Figure content listings
* Begin *
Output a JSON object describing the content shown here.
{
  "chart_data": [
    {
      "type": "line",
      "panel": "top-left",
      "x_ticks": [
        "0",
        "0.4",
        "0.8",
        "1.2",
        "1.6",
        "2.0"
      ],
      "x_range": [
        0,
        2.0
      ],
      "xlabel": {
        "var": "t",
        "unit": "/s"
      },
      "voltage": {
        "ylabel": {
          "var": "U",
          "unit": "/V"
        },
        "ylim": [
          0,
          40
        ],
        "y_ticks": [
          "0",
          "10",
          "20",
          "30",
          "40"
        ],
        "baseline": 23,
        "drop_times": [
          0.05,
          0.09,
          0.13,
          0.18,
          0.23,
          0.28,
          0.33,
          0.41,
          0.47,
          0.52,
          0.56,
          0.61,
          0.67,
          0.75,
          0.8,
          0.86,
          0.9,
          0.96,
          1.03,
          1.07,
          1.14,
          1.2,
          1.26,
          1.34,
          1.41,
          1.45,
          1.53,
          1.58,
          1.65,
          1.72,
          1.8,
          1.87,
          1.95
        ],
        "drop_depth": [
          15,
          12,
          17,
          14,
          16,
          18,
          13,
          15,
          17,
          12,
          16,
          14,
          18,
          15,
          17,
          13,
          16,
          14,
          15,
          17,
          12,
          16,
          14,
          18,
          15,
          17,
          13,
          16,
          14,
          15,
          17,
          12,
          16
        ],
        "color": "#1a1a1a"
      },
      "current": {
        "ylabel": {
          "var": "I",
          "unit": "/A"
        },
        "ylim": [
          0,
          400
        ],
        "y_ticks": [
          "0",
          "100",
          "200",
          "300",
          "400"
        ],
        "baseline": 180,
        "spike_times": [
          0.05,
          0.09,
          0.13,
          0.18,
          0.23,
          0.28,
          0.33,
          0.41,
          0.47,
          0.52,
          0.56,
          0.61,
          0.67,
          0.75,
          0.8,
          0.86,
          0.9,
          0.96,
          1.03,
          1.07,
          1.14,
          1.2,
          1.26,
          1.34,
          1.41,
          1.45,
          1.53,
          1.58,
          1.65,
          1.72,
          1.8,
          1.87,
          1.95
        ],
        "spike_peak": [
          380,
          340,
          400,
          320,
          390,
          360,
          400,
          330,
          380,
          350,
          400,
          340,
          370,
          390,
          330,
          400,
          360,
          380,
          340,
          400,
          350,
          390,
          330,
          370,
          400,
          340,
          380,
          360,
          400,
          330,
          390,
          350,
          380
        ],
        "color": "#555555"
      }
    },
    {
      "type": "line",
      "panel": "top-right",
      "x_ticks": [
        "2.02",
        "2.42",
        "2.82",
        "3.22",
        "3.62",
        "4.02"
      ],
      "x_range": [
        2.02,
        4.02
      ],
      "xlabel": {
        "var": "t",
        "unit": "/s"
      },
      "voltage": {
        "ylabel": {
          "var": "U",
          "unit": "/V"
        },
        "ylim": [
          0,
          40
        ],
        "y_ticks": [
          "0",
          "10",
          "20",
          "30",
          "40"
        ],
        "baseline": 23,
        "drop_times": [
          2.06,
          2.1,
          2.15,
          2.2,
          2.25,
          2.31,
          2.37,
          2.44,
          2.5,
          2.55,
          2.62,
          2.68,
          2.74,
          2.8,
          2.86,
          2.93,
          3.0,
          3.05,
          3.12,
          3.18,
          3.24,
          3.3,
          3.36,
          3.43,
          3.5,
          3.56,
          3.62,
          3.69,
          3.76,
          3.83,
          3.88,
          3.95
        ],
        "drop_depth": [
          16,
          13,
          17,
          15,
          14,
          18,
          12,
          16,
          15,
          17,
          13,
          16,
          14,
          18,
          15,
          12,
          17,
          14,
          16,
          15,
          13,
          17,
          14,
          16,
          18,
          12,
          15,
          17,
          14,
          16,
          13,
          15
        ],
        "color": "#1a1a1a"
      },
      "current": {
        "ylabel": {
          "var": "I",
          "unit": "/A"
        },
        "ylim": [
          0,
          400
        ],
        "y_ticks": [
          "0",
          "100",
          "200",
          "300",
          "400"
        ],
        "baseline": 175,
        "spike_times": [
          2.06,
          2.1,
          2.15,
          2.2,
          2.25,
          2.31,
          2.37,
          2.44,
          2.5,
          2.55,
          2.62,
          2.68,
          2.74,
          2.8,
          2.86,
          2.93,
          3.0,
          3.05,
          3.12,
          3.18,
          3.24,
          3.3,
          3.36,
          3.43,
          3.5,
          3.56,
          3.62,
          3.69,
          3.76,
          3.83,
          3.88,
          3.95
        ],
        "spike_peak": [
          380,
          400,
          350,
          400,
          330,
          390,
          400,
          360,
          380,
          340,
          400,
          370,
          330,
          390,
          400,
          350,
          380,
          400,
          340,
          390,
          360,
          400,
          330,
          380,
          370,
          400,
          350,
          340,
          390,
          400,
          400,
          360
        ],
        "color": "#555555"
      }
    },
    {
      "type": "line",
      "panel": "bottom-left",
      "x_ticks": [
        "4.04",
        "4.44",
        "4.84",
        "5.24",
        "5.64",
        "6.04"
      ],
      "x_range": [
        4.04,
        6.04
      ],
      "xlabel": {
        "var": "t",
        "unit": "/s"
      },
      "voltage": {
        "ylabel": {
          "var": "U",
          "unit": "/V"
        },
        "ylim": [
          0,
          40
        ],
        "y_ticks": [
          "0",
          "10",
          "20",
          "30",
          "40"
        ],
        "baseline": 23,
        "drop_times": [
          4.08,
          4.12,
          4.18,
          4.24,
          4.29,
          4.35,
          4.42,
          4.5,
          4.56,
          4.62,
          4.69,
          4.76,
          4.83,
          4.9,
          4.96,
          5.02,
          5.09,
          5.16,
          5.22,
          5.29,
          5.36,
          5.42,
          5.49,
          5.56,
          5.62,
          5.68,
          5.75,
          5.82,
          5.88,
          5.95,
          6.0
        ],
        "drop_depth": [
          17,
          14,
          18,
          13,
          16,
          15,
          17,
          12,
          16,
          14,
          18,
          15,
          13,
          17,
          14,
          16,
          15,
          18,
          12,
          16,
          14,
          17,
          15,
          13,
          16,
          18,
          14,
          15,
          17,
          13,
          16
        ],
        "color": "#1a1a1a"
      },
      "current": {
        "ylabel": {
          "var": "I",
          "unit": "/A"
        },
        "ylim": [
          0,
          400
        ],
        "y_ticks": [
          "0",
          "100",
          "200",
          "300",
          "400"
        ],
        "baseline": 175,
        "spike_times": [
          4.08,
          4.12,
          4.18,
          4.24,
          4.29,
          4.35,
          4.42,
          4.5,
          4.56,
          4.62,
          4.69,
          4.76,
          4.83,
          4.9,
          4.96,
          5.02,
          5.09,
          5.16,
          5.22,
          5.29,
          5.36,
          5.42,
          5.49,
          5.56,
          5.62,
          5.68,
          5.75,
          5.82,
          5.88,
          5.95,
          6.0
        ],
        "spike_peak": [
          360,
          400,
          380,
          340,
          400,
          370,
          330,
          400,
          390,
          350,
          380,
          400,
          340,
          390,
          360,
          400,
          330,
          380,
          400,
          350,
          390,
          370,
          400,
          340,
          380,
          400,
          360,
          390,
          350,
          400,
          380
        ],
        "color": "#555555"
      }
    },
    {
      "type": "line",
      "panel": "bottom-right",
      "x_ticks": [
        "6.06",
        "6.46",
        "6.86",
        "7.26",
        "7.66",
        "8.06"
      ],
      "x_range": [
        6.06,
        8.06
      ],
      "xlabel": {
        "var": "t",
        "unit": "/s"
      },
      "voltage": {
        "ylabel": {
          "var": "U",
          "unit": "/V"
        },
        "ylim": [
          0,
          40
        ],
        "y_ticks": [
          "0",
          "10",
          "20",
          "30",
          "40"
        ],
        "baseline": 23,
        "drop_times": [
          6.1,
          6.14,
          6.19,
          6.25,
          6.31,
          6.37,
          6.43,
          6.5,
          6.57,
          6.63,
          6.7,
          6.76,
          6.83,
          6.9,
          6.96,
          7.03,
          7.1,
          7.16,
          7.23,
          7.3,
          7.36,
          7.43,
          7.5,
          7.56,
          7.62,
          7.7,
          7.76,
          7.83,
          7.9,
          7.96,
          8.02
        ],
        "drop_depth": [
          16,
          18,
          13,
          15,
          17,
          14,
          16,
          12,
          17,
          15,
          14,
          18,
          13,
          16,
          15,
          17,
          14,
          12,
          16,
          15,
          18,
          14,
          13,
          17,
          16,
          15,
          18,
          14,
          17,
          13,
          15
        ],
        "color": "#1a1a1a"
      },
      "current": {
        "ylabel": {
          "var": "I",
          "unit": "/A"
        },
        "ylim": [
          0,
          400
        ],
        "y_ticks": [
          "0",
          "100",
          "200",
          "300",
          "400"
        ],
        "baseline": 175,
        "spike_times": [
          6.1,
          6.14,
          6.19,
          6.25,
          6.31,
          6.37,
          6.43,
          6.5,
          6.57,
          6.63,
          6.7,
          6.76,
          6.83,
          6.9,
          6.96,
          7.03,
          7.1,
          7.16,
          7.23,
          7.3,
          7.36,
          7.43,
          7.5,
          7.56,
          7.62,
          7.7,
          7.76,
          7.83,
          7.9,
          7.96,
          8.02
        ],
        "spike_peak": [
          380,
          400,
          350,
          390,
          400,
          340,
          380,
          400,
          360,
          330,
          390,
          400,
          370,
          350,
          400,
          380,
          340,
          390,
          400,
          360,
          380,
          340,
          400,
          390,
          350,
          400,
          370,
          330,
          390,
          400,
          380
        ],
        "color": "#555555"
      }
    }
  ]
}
* End *
Prompt: From the data above, copy out every line with the string "bottom" in it.

The output:
      "panel": "bottom-left",
      "panel": "bottom-right",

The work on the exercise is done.